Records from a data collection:
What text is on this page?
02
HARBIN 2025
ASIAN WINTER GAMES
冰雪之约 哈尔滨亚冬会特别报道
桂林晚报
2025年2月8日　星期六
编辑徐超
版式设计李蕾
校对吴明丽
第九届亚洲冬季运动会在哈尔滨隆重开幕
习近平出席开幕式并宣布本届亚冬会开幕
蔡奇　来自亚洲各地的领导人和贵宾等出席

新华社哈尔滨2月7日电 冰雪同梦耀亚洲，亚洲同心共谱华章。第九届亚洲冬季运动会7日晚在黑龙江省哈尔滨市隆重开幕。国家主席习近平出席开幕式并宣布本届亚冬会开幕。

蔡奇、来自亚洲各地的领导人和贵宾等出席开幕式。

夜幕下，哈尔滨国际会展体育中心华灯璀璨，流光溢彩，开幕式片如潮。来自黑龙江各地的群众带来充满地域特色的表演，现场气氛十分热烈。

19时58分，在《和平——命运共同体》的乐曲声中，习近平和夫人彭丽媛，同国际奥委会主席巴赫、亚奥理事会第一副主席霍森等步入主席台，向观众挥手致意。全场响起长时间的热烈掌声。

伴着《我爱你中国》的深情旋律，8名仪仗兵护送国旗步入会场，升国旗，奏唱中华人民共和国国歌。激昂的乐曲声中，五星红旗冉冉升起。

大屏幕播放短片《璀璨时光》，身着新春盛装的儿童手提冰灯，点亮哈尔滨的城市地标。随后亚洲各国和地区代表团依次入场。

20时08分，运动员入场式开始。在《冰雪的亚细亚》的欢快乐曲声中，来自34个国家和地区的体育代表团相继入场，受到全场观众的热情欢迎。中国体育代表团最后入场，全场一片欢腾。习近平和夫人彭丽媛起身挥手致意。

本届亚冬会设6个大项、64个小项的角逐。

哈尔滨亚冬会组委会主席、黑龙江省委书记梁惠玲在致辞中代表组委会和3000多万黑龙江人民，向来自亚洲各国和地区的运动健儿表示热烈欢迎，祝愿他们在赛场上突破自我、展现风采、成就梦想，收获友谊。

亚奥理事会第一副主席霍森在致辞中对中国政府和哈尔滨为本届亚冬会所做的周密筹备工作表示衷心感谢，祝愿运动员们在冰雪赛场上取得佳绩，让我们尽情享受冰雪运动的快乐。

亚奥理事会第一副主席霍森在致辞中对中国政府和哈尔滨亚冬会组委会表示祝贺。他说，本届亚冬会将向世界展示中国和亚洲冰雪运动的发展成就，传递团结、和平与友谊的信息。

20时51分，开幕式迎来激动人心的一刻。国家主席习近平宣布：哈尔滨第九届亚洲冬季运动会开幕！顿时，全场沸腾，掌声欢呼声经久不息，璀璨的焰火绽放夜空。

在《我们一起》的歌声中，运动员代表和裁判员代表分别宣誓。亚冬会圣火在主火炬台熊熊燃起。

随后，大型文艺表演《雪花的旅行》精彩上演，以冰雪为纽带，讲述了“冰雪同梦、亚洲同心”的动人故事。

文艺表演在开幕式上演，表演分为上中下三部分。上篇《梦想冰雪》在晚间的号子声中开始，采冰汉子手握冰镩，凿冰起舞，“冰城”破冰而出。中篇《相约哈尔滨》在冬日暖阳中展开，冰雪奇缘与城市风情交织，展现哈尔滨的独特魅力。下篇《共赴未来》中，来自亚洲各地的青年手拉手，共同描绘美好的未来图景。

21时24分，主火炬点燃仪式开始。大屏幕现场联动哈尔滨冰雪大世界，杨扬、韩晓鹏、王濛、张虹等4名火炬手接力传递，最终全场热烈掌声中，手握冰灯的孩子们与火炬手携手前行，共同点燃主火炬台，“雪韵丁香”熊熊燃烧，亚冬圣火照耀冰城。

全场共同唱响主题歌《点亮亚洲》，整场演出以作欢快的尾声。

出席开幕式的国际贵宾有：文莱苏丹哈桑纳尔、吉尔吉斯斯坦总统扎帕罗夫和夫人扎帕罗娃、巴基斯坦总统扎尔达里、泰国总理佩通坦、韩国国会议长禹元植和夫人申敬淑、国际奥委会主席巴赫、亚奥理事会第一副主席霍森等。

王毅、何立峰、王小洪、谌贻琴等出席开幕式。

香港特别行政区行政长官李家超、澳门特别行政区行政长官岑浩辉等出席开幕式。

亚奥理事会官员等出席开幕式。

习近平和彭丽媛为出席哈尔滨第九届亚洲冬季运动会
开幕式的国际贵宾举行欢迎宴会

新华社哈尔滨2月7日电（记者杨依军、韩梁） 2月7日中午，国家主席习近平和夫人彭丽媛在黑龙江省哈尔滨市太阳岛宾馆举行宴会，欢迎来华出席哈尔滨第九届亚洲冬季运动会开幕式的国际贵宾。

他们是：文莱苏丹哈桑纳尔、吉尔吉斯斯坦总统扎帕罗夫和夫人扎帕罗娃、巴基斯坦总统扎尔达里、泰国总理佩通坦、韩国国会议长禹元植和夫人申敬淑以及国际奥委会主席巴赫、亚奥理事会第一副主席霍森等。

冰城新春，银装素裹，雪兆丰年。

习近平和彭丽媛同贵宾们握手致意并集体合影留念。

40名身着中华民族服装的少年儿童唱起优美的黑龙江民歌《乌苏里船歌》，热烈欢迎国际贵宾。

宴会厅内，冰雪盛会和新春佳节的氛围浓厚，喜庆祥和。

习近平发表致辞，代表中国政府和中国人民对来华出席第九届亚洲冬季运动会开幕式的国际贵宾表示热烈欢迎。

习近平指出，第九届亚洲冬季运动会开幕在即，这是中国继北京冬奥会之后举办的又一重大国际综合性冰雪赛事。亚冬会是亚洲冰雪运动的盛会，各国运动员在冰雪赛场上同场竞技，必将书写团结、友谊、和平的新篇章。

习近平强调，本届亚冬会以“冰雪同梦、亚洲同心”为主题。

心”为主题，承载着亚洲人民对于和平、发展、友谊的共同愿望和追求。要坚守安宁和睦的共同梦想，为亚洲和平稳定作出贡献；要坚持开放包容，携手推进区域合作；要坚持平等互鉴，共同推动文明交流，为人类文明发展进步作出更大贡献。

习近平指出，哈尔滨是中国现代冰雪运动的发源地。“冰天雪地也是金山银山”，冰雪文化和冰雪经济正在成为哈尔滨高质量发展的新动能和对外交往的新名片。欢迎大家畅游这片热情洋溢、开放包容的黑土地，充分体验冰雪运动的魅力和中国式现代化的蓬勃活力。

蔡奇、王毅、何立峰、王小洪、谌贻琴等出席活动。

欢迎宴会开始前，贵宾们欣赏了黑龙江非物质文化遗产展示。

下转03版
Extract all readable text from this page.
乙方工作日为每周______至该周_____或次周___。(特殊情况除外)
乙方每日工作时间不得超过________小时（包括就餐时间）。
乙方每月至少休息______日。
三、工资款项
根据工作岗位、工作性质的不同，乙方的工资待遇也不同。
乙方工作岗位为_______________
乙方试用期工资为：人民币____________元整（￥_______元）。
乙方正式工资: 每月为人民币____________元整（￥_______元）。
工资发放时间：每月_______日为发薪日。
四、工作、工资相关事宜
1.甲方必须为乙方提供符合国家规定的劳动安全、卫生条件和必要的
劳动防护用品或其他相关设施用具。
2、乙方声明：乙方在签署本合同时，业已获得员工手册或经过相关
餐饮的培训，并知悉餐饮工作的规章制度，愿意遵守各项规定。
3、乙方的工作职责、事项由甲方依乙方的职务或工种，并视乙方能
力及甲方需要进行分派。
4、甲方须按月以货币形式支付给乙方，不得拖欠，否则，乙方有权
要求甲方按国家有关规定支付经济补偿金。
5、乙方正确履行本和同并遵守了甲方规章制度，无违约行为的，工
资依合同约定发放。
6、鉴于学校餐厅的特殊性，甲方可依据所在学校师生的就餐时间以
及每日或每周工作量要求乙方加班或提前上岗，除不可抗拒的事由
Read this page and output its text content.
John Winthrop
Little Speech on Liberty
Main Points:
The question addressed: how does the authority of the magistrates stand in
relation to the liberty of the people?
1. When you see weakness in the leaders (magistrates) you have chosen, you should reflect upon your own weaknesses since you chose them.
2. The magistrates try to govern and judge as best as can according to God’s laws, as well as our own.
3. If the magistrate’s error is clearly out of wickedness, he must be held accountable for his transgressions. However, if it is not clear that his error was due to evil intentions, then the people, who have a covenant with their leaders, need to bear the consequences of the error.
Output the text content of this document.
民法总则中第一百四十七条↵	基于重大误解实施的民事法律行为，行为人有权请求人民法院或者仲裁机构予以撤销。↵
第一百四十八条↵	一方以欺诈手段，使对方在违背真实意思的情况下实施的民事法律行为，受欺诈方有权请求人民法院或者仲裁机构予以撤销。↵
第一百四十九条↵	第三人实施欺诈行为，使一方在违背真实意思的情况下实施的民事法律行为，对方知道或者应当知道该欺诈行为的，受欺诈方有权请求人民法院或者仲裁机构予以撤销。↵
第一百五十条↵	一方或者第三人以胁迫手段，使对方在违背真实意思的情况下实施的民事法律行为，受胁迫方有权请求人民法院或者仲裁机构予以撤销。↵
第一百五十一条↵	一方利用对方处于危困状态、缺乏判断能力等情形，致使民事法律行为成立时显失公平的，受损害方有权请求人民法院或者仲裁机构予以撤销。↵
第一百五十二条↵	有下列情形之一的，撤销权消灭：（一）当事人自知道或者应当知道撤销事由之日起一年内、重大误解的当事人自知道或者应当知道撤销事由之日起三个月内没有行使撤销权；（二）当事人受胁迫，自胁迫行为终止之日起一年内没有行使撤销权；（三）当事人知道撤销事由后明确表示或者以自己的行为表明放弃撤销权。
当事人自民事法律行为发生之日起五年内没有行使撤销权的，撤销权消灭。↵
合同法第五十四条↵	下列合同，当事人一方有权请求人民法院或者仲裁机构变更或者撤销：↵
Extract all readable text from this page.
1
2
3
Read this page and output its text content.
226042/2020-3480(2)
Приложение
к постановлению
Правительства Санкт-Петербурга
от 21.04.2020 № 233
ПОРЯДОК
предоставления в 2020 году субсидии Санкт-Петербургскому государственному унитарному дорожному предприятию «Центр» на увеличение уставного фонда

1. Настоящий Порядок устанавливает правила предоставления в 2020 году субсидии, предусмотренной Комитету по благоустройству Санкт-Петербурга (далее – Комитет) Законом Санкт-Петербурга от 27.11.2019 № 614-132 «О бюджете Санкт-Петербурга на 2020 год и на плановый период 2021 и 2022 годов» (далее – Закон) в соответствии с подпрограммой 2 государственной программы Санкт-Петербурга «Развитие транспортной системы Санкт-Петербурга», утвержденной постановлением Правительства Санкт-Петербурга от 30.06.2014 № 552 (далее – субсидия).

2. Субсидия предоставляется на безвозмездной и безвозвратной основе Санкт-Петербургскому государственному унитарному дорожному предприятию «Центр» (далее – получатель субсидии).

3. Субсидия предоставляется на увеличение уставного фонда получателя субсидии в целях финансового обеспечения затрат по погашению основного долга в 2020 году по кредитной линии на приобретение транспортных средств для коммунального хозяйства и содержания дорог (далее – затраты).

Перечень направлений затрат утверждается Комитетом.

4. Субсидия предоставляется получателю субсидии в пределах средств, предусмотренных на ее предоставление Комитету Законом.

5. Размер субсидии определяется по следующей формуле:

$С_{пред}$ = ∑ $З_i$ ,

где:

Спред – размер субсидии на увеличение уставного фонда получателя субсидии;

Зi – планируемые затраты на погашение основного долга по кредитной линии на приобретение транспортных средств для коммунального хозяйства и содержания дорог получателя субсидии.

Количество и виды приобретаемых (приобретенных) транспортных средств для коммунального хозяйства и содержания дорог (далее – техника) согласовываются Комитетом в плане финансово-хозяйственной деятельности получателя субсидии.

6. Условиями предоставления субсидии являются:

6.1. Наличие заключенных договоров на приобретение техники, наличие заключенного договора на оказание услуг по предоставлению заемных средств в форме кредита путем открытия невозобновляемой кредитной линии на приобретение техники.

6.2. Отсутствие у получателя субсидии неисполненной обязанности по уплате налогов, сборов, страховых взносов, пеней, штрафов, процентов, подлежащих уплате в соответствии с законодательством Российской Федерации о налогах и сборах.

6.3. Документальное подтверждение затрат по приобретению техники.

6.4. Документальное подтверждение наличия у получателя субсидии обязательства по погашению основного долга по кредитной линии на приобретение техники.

Your task: Scan the data above; copy every line where "巴基斯坦总统扎尔达里" appears.

Full response:
出席开幕式的国际贵宾有：文莱苏丹哈桑纳尔、吉尔吉斯斯坦总统扎帕罗夫和夫人扎帕罗娃、巴基斯坦总统扎尔达里、泰国总理佩通坦、韩国国会议长禹元植和夫人申敬淑、国际奥委会主席巴赫、亚奥理事会第一副主席霍森等。
他们是：文莱苏丹哈桑纳尔、吉尔吉斯斯坦总统扎帕罗夫和夫人扎帕罗娃、巴基斯坦总统扎尔达里、泰国总理佩通坦、韩国国会议长禹元植和夫人申敬淑以及国际奥委会主席巴赫、亚奥理事会第一副主席霍森等。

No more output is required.